# DATA SECTION:
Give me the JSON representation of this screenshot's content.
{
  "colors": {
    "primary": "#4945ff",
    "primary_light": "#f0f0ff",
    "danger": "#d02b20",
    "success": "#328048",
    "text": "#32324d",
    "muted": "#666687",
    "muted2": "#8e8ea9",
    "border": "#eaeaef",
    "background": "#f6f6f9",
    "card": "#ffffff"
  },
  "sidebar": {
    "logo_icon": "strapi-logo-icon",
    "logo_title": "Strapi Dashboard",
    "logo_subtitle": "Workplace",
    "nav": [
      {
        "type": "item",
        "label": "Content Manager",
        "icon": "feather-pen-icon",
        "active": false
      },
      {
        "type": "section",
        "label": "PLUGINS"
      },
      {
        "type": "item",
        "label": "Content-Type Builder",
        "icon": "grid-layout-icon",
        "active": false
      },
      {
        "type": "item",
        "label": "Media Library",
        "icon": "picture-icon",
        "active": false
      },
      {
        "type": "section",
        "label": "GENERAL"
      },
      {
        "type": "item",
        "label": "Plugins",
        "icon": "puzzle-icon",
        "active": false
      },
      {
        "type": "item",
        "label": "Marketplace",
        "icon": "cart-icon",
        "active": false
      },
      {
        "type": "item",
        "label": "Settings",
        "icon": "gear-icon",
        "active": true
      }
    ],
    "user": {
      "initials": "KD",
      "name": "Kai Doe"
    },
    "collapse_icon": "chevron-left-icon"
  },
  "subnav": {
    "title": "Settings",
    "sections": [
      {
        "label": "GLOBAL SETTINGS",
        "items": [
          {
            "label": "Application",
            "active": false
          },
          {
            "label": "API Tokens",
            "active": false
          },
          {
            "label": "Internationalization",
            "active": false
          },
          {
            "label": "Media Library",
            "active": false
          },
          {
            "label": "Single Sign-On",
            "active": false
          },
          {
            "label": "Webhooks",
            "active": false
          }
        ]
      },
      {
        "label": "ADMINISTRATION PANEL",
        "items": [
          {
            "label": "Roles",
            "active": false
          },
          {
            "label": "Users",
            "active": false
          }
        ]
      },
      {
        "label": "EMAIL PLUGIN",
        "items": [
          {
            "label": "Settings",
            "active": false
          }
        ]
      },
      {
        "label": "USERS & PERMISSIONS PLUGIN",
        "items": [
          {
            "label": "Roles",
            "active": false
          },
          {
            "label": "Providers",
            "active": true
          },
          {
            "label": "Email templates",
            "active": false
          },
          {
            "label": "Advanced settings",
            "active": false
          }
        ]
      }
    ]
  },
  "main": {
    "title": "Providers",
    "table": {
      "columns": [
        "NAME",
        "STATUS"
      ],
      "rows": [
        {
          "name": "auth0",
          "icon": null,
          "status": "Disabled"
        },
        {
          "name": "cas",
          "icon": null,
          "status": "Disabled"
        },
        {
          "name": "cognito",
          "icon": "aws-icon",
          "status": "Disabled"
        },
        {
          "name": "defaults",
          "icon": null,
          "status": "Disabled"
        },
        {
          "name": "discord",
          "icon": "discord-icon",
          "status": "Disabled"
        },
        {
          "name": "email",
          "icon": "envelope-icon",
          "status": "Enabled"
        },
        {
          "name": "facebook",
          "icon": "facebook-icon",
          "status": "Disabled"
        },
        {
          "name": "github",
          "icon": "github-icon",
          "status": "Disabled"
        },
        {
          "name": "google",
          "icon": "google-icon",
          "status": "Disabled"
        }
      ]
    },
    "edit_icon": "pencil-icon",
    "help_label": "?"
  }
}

# TO BE DONE:
Return every line of the material exactly.

# WRITTEN SOLUTION:
Give me the JSON representation of this screenshot's content.
{
  "colors": {
    "primary": "#4945ff",
    "primary_light": "#f0f0ff",
    "danger": "#d02b20",
    "success": "#328048",
    "text": "#32324d",
    "muted": "#666687",
    "muted2": "#8e8ea9",
    "border": "#eaeaef",
    "background": "#f6f6f9",
    "card": "#ffffff"
  },
  "sidebar": {
    "logo_icon": "strapi-logo-icon",
    "logo_title": "Strapi Dashboard",
    "logo_subtitle": "Workplace",
    "nav": [
      {
        "type": "item",
        "label": "Content Manager",
        "icon": "feather-pen-icon",
        "active": false
      },
      {
        "type": "section",
        "label": "PLUGINS"
      },
      {
        "type": "item",
        "label": "Content-Type Builder",
        "icon": "grid-layout-icon",
        "active": false
      },
      {
        "type": "item",
        "label": "Media Library",
        "icon": "picture-icon",
        "active": false
      },
      {
        "type": "section",
        "label": "GENERAL"
      },
      {
        "type": "item",
        "label": "Plugins",
        "icon": "puzzle-icon",
        "active": false
      },
      {
        "type": "item",
        "label": "Marketplace",
        "icon": "cart-icon",
        "active": false
      },
      {
        "type": "item",
        "label": "Settings",
        "icon": "gear-icon",
        "active": true
      }
    ],
    "user": {
      "initials": "KD",
      "name": "Kai Doe"
    },
    "collapse_icon": "chevron-left-icon"
  },
  "subnav": {
    "title": "Settings",
    "sections": [
      {
        "label": "GLOBAL SETTINGS",
        "items": [
          {
            "label": "Application",
            "active": false
          },
          {
            "label": "API Tokens",
            "active": false
          },
          {
            "label": "Internationalization",
            "active": false
          },
          {
            "label": "Media Library",
            "active": false
          },
          {
            "label": "Single Sign-On",
            "active": false
          },
          {
            "label": "Webhooks",
            "active": false
          }
        ]
      },
      {
        "label": "ADMINISTRATION PANEL",
        "items": [
          {
            "label": "Roles",
            "active": false
          },
          {
            "label": "Users",
            "active": false
          }
        ]
      },
      {
        "label": "EMAIL PLUGIN",
        "items": [
          {
            "label": "Settings",
            "active": false
          }
        ]
      },
      {
        "label": "USERS & PERMISSIONS PLUGIN",
        "items": [
          {
            "label": "Roles",
            "active": false
          },
          {
            "label": "Providers",
            "active": true
          },
          {
            "label": "Email templates",
            "active": false
          },
          {
            "label": "Advanced settings",
            "active": false
          }
        ]
      }
    ]
  },
  "main": {
    "title": "Providers",
    "table": {
      "columns": [
        "NAME",
        "STATUS"
      ],
      "rows": [
        {
          "name": "auth0",
          "icon": null,
          "status": "Disabled"
        },
        {
          "name": "cas",
          "icon": null,
          "status": "Disabled"
        },
        {
          "name": "cognito",
          "icon": "aws-icon",
          "status": "Disabled"
        },
        {
          "name": "defaults",
          "icon": null,
          "status": "Disabled"
        },
        {
          "name": "discord",
          "icon": "discord-icon",
          "status": "Disabled"
        },
        {
          "name": "email",
          "icon": "envelope-icon",
          "status": "Enabled"
        },
        {
          "name": "facebook",
          "icon": "facebook-icon",
          "status": "Disabled"
        },
        {
          "name": "github",
          "icon": "github-icon",
          "status": "Disabled"
        },
        {
          "name": "google",
          "icon": "google-icon",
          "status": "Disabled"
        }
      ]
    },
    "edit_icon": "pencil-icon",
    "help_label": "?"
  }
}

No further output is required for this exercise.